- _Assigned task_
Would you please return every line from the listing that contains the word "waiters"?

- _Data under study_

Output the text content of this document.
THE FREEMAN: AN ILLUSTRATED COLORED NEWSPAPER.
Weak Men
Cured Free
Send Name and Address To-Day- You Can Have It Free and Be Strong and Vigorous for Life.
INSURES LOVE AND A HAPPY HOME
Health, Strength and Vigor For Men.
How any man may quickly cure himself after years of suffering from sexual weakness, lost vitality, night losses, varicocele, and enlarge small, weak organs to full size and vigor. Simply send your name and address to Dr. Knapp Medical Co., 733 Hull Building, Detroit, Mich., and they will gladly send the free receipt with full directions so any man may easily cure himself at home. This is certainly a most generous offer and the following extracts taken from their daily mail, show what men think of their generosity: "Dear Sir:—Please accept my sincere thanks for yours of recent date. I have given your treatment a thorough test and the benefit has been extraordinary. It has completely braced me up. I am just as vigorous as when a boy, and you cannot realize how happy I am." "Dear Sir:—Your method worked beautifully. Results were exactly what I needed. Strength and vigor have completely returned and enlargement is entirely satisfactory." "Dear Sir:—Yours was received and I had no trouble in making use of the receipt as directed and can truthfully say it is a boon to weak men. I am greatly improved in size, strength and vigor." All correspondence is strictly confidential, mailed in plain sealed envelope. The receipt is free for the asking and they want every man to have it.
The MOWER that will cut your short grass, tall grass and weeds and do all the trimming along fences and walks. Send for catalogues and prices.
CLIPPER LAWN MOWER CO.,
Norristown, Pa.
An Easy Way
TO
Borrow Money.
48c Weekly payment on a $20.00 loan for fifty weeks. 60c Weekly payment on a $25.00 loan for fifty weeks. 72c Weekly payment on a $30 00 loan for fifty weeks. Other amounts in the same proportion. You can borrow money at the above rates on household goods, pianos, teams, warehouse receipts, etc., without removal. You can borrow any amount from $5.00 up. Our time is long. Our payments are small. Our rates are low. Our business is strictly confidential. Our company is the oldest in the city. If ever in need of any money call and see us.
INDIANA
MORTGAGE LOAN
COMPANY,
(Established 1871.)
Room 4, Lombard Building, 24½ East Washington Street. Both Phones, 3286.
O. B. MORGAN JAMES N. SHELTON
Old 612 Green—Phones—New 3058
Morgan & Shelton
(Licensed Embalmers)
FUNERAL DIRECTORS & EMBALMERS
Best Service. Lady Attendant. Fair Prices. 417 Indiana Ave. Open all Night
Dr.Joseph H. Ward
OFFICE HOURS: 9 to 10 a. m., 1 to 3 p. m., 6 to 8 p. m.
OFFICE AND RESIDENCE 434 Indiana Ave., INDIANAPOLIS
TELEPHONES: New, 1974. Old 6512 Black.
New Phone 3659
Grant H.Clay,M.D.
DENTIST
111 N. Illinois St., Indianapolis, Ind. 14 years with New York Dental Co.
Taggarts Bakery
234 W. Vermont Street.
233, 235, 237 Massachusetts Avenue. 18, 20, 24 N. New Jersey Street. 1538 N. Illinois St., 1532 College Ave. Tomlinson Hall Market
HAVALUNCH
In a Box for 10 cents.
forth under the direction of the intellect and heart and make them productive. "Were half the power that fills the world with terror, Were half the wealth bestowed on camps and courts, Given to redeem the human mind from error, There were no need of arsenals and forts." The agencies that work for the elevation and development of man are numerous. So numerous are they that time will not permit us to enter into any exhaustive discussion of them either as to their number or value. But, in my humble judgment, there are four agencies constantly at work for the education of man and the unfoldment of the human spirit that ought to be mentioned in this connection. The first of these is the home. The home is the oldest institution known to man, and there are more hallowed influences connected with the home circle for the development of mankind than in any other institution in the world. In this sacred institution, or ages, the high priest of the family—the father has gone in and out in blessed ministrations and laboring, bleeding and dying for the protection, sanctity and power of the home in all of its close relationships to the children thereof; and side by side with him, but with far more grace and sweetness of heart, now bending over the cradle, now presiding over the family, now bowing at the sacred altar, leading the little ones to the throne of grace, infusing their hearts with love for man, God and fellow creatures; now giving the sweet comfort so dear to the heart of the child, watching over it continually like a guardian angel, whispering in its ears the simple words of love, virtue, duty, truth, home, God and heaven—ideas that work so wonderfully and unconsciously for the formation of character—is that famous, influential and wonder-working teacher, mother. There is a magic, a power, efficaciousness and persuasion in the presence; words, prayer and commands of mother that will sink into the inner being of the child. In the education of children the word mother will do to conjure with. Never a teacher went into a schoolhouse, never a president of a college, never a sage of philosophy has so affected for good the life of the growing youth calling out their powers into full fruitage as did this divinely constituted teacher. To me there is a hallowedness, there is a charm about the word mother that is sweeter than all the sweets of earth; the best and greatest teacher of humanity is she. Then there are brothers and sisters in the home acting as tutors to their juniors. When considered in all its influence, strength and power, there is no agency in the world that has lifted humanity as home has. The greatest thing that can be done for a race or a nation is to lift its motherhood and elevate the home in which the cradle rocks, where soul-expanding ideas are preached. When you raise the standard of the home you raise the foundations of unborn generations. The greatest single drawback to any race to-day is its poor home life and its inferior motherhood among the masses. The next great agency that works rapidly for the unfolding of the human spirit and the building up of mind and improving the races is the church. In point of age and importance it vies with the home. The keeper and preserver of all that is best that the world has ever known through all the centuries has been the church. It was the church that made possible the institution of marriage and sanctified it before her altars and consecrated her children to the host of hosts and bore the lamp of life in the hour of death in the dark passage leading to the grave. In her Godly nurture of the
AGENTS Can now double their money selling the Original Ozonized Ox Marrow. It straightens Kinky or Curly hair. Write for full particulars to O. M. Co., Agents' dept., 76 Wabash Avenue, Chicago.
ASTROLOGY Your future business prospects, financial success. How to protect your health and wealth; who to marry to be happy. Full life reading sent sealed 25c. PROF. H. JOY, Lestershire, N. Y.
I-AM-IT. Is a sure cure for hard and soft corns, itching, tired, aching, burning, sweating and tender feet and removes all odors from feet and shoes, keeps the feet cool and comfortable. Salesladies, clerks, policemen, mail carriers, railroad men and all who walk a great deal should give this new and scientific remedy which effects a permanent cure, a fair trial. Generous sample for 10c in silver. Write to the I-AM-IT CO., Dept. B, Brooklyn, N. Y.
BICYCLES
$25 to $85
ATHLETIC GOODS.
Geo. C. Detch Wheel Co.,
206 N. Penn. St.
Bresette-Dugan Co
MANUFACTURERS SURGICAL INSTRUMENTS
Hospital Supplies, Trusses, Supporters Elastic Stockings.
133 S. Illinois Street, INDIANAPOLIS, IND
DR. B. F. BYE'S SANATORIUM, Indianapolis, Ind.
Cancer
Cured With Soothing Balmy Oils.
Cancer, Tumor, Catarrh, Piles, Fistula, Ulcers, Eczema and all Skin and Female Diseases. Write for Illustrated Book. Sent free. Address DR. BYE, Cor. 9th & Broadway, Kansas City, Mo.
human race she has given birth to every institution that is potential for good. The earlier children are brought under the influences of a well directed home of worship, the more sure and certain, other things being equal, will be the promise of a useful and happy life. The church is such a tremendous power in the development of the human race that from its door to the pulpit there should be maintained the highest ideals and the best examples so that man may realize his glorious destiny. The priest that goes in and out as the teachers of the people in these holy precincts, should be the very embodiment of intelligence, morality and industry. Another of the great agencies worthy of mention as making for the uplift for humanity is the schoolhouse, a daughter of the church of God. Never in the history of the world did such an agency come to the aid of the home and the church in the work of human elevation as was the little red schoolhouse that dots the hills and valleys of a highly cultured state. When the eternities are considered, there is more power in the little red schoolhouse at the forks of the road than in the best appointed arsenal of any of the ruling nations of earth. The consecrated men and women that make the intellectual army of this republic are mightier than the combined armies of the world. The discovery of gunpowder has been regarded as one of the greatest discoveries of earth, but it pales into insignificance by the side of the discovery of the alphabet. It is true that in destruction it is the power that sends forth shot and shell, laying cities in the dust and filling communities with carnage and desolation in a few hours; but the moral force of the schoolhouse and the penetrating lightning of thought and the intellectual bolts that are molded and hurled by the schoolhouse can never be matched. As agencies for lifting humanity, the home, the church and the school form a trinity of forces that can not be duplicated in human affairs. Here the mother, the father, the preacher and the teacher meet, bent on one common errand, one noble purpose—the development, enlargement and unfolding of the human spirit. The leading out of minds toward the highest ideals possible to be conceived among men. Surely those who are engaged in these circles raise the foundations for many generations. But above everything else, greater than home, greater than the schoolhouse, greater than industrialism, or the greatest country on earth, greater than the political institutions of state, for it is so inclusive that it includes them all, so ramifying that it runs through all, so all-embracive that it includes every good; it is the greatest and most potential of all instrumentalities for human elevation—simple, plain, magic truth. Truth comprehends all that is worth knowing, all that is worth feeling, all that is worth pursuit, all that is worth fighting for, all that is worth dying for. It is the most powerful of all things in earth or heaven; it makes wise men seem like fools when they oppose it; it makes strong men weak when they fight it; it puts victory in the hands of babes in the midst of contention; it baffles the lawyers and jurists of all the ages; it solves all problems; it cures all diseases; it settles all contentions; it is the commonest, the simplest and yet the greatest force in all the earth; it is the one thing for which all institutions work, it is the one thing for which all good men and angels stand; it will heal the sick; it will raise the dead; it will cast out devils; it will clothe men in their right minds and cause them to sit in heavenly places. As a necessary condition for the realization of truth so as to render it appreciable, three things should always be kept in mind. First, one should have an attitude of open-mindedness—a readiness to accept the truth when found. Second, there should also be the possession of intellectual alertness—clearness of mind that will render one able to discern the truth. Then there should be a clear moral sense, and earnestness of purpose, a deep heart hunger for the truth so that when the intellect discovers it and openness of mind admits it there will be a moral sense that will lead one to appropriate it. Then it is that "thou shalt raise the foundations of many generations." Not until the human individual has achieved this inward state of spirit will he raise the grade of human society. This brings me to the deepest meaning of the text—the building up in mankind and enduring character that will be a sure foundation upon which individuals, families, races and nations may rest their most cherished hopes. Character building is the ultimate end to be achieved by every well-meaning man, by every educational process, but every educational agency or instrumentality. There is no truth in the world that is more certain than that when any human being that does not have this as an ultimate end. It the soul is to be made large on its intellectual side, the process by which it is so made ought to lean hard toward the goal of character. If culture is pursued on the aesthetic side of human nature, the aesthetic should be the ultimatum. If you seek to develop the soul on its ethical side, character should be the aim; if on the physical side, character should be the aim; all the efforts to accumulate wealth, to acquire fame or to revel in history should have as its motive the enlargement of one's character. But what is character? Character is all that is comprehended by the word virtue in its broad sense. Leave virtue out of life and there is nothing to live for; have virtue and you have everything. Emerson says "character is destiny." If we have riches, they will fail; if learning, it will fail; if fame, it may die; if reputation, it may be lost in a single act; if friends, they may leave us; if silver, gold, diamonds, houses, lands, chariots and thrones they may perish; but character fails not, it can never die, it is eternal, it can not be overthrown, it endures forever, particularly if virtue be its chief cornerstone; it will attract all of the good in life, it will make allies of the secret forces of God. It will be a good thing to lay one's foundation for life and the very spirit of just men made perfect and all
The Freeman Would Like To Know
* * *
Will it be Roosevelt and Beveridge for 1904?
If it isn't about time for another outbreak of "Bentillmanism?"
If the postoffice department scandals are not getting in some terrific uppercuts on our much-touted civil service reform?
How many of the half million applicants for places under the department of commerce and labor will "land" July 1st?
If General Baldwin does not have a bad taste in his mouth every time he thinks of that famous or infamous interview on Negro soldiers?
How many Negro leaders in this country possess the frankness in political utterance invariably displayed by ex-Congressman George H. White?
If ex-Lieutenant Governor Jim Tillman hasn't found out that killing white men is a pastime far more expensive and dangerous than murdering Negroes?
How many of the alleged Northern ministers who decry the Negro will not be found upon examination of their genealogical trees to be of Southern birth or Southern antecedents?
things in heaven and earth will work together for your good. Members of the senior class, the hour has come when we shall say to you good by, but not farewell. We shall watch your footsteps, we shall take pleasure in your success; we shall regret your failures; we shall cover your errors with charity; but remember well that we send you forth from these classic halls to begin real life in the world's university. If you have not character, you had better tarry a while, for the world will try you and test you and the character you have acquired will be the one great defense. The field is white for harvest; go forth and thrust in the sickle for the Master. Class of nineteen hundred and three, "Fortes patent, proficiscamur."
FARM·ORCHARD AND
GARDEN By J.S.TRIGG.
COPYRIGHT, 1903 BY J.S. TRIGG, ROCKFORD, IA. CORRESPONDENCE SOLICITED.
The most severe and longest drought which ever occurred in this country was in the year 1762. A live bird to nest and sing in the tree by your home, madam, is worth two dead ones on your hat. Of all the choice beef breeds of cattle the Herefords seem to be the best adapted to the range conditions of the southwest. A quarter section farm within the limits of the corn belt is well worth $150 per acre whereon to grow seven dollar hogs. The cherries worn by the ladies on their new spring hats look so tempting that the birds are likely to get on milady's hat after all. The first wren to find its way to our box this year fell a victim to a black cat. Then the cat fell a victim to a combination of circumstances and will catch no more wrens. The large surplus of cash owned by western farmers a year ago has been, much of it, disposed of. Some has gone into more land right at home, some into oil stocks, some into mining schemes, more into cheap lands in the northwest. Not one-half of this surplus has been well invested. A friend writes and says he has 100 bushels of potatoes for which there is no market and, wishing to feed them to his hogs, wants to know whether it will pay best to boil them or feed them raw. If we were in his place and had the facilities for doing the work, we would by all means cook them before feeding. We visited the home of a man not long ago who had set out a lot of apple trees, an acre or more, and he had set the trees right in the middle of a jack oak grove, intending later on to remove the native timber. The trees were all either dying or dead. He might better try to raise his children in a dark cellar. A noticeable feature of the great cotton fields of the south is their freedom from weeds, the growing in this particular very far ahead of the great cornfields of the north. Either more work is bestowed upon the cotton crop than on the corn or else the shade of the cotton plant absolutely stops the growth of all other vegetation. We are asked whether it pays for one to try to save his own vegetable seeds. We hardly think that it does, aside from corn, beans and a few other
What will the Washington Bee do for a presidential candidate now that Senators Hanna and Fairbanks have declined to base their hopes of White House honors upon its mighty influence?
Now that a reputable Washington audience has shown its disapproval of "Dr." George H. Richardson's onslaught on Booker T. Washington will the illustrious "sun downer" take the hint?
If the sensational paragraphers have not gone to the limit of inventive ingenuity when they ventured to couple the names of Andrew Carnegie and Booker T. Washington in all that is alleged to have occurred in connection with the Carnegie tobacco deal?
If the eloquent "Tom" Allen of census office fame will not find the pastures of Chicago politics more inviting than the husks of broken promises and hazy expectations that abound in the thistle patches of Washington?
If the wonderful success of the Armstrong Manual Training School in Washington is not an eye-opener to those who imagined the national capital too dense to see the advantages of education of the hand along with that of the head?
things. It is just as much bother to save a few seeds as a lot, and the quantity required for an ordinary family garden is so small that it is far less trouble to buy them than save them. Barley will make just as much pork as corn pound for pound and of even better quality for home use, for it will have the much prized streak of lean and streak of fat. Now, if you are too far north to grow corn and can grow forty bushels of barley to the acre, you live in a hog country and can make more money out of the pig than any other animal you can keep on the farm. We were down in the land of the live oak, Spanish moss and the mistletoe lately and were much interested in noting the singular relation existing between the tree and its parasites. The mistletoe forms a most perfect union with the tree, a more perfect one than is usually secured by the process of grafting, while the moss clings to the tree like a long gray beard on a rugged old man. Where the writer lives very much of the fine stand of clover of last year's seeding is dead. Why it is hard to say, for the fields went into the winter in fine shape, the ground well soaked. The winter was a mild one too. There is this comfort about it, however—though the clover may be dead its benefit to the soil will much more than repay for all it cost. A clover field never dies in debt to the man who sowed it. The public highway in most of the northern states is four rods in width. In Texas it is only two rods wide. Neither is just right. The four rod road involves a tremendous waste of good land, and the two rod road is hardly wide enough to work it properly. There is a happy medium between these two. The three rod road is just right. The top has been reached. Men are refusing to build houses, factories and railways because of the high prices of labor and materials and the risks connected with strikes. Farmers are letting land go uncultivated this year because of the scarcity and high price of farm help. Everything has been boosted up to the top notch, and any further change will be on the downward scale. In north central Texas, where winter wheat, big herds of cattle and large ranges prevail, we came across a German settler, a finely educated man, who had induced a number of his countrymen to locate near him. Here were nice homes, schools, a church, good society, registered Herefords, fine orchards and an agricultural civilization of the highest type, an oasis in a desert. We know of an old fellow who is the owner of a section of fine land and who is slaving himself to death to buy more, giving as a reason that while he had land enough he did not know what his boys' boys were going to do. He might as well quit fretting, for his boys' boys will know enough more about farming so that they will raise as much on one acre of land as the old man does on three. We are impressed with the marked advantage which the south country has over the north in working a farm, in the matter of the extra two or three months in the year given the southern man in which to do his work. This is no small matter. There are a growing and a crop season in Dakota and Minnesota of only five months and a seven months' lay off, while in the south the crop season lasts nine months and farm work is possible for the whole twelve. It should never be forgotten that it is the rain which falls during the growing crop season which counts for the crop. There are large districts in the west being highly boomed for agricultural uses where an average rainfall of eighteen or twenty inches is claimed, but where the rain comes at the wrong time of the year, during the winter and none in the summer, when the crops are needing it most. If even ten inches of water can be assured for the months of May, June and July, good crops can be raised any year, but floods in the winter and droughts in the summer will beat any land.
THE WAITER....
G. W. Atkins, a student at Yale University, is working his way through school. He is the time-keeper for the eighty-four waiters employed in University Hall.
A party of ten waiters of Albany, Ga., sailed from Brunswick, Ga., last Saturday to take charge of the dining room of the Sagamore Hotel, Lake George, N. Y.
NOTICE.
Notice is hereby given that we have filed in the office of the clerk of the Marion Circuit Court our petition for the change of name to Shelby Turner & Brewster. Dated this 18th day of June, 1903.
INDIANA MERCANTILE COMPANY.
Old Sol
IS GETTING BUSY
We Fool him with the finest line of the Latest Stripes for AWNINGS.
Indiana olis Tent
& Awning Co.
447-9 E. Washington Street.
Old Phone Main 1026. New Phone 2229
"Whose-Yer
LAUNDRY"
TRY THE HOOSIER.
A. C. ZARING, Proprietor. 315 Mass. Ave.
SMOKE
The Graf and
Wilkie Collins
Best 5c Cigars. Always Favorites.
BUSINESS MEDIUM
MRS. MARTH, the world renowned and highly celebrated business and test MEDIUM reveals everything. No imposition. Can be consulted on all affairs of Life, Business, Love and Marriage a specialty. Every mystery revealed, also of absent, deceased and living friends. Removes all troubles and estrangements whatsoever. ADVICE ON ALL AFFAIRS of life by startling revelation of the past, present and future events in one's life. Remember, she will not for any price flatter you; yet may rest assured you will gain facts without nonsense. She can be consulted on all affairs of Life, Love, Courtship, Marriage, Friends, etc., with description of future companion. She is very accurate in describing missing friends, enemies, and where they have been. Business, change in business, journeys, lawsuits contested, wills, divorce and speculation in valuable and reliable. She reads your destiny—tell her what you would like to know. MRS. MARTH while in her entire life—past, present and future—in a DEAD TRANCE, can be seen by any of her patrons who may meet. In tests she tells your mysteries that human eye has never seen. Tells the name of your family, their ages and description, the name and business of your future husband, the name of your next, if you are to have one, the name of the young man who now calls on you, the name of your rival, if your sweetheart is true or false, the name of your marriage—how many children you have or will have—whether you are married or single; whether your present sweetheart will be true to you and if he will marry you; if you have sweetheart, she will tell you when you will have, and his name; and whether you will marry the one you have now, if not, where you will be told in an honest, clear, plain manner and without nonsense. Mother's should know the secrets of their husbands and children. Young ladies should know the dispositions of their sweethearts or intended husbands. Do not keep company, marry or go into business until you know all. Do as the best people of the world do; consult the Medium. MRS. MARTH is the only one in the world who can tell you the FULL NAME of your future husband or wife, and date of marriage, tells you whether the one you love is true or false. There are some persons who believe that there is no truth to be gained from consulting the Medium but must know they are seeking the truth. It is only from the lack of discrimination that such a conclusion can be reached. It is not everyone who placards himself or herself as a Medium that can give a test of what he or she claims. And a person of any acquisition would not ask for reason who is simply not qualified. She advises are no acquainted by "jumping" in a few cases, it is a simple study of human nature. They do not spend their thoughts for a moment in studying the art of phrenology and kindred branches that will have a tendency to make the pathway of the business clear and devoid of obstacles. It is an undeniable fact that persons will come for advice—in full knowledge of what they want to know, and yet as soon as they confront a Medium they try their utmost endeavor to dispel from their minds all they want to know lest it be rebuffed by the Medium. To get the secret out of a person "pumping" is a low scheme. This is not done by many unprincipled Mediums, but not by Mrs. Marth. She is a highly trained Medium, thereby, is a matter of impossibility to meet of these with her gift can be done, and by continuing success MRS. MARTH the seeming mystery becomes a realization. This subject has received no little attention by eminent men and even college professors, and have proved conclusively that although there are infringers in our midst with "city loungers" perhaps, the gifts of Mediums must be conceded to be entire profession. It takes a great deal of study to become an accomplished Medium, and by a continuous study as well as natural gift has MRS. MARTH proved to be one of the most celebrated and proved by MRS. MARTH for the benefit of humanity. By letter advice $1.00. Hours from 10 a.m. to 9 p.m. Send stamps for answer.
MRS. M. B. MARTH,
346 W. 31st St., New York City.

- _Task output_
G. W. Atkins, a student at Yale University, is working his way through school. He is the time-keeper for the eighty-four waiters employed in University Hall.
A party of ten waiters of Albany, Ga., sailed from Brunswick, Ga., last Saturday to take charge of the dining room of the Sagamore Hotel, Lake George, N. Y.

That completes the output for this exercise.